• DATA FOR PROCESSING

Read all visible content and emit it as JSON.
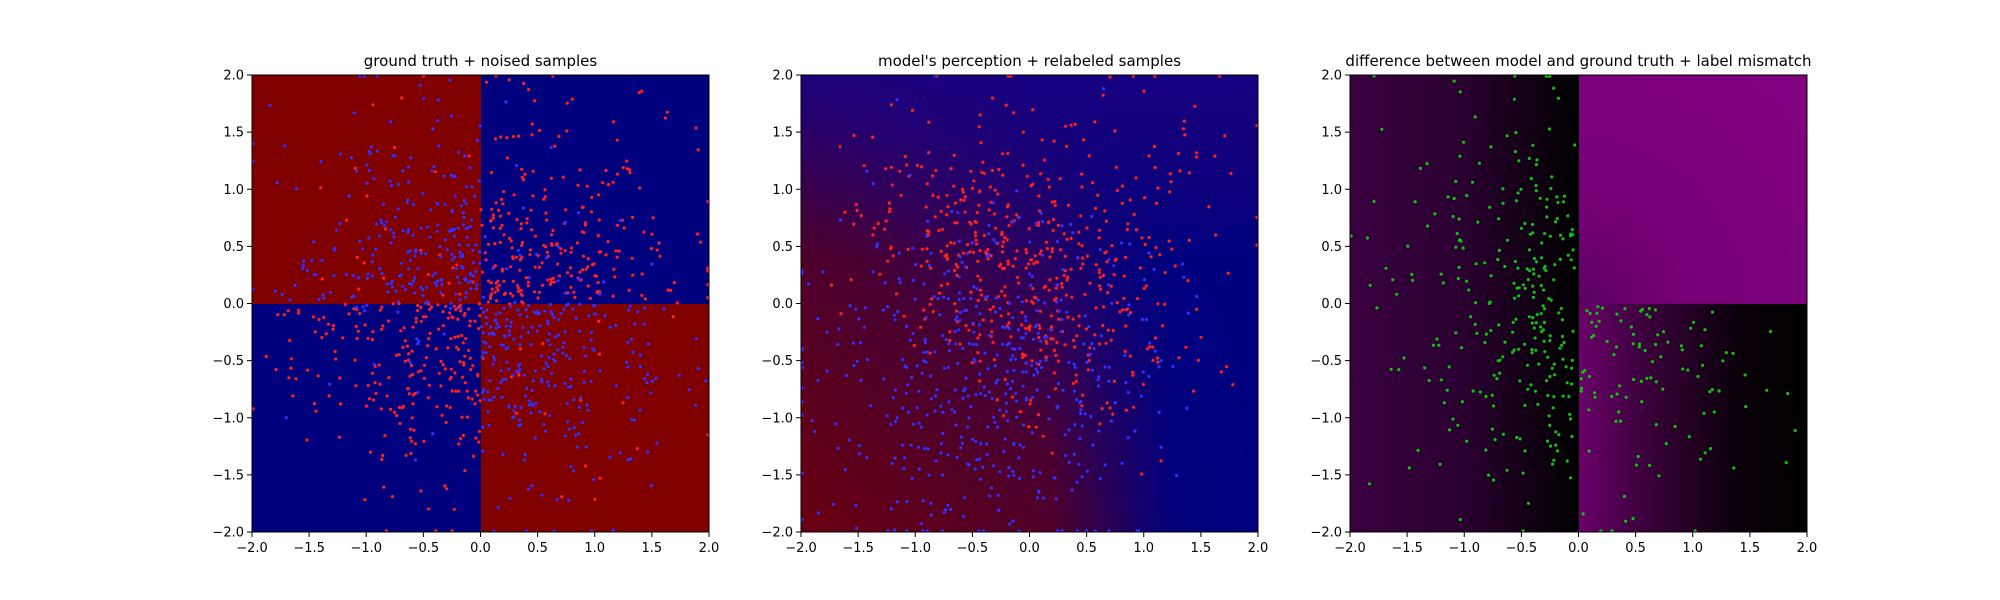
{
  "chart_data": [
    {
      "type": "heatmap",
      "title": "ground truth + noised samples",
      "xlim": [
        -2.0,
        2.0
      ],
      "ylim": [
        -2.0,
        2.0
      ],
      "xticks": [
        "-2.0",
        "-1.5",
        "-1.0",
        "-0.5",
        "0.0",
        "0.5",
        "1.0",
        "1.5",
        "2.0"
      ],
      "yticks": [
        "-2.0",
        "-1.5",
        "-1.0",
        "-0.5",
        "0.0",
        "0.5",
        "1.0",
        "1.5",
        "2.0"
      ],
      "grid": false,
      "background": "quadrant checkerboard: x*y<0 red, x*y>0 blue",
      "colors": {
        "positive_class": "#800000",
        "negative_class": "#00007f",
        "red_points": "#ff2020",
        "blue_points": "#3030ff"
      },
      "series": [
        {
          "color": "#ff2020",
          "points": "approx 500 samples, mostly in blue regions (x*y>0)"
        },
        {
          "color": "#3030ff",
          "points": "approx 500 samples, mostly in red regions (x*y<0)"
        }
      ]
    },
    {
      "type": "heatmap",
      "title": "model's perception + relabeled samples",
      "xlim": [
        -2.0,
        2.0
      ],
      "ylim": [
        -2.0,
        2.0
      ],
      "xticks": [
        "-2.0",
        "-1.5",
        "-1.0",
        "-0.5",
        "0.0",
        "0.5",
        "1.0",
        "1.5",
        "2.0"
      ],
      "yticks": [
        "-2.0",
        "-1.5",
        "-1.0",
        "-0.5",
        "0.0",
        "0.5",
        "1.0",
        "1.5",
        "2.0"
      ],
      "grid": false,
      "background": "smooth gradient: blue toward top-right and right, red toward bottom-left",
      "colors": {
        "red": "#800000",
        "blue": "#00007f",
        "red_points": "#ff2020",
        "blue_points": "#3030ff"
      },
      "series": [
        {
          "color": "#ff2020",
          "points": "dense band from (-1,0.7) to (0.5,-0.5), upper-right scattered"
        },
        {
          "color": "#3030ff",
          "points": "lower-left region"
        }
      ]
    },
    {
      "type": "heatmap",
      "title": "difference between model and ground truth + label mismatch",
      "xlim": [
        -2.0,
        2.0
      ],
      "ylim": [
        -2.0,
        2.0
      ],
      "xticks": [
        "-2.0",
        "-1.5",
        "-1.0",
        "-0.5",
        "0.0",
        "0.5",
        "1.0",
        "1.5",
        "2.0"
      ],
      "yticks": [
        "-2.0",
        "-1.5",
        "-1.0",
        "-0.5",
        "0.0",
        "0.5",
        "1.0",
        "1.5",
        "2.0"
      ],
      "grid": false,
      "background": "magenta-black difference map, bright magenta in top-right quadrant",
      "colors": {
        "magenta": "#800080",
        "black": "#000000",
        "points": "#10c010"
      },
      "series": [
        {
          "color": "#10c010",
          "points": "approx 350 mismatched samples, mostly left half and lower-right"
        }
      ]
    }
  ]
}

• TO DO
Without including any pictures, print all of the material exactly as given.

• EXERCISE RESPONSE
Read all visible content and emit it as JSON.
{
  "chart_data": [
    {
      "type": "heatmap",
      "title": "ground truth + noised samples",
      "xlim": [
        -2.0,
        2.0
      ],
      "ylim": [
        -2.0,
        2.0
      ],
      "xticks": [
        "-2.0",
        "-1.5",
        "-1.0",
        "-0.5",
        "0.0",
        "0.5",
        "1.0",
        "1.5",
        "2.0"
      ],
      "yticks": [
        "-2.0",
        "-1.5",
        "-1.0",
        "-0.5",
        "0.0",
        "0.5",
        "1.0",
        "1.5",
        "2.0"
      ],
      "grid": false,
      "background": "quadrant checkerboard: x*y<0 red, x*y>0 blue",
      "colors": {
        "positive_class": "#800000",
        "negative_class": "#00007f",
        "red_points": "#ff2020",
        "blue_points": "#3030ff"
      },
      "series": [
        {
          "color": "#ff2020",
          "points": "approx 500 samples, mostly in blue regions (x*y>0)"
        },
        {
          "color": "#3030ff",
          "points": "approx 500 samples, mostly in red regions (x*y<0)"
        }
      ]
    },
    {
      "type": "heatmap",
      "title": "model's perception + relabeled samples",
      "xlim": [
        -2.0,
        2.0
      ],
      "ylim": [
        -2.0,
        2.0
      ],
      "xticks": [
        "-2.0",
        "-1.5",
        "-1.0",
        "-0.5",
        "0.0",
        "0.5",
        "1.0",
        "1.5",
        "2.0"
      ],
      "yticks": [
        "-2.0",
        "-1.5",
        "-1.0",
        "-0.5",
        "0.0",
        "0.5",
        "1.0",
        "1.5",
        "2.0"
      ],
      "grid": false,
      "background": "smooth gradient: blue toward top-right and right, red toward bottom-left",
      "colors": {
        "red": "#800000",
        "blue": "#00007f",
        "red_points": "#ff2020",
        "blue_points": "#3030ff"
      },
      "series": [
        {
          "color": "#ff2020",
          "points": "dense band from (-1,0.7) to (0.5,-0.5), upper-right scattered"
        },
        {
          "color": "#3030ff",
          "points": "lower-left region"
        }
      ]
    },
    {
      "type": "heatmap",
      "title": "difference between model and ground truth + label mismatch",
      "xlim": [
        -2.0,
        2.0
      ],
      "ylim": [
        -2.0,
        2.0
      ],
      "xticks": [
        "-2.0",
        "-1.5",
        "-1.0",
        "-0.5",
        "0.0",
        "0.5",
        "1.0",
        "1.5",
        "2.0"
      ],
      "yticks": [
        "-2.0",
        "-1.5",
        "-1.0",
        "-0.5",
        "0.0",
        "0.5",
        "1.0",
        "1.5",
        "2.0"
      ],
      "grid": false,
      "background": "magenta-black difference map, bright magenta in top-right quadrant",
      "colors": {
        "magenta": "#800080",
        "black": "#000000",
        "points": "#10c010"
      },
      "series": [
        {
          "color": "#10c010",
          "points": "approx 350 mismatched samples, mostly left half and lower-right"
        }
      ]
    }
  ]
}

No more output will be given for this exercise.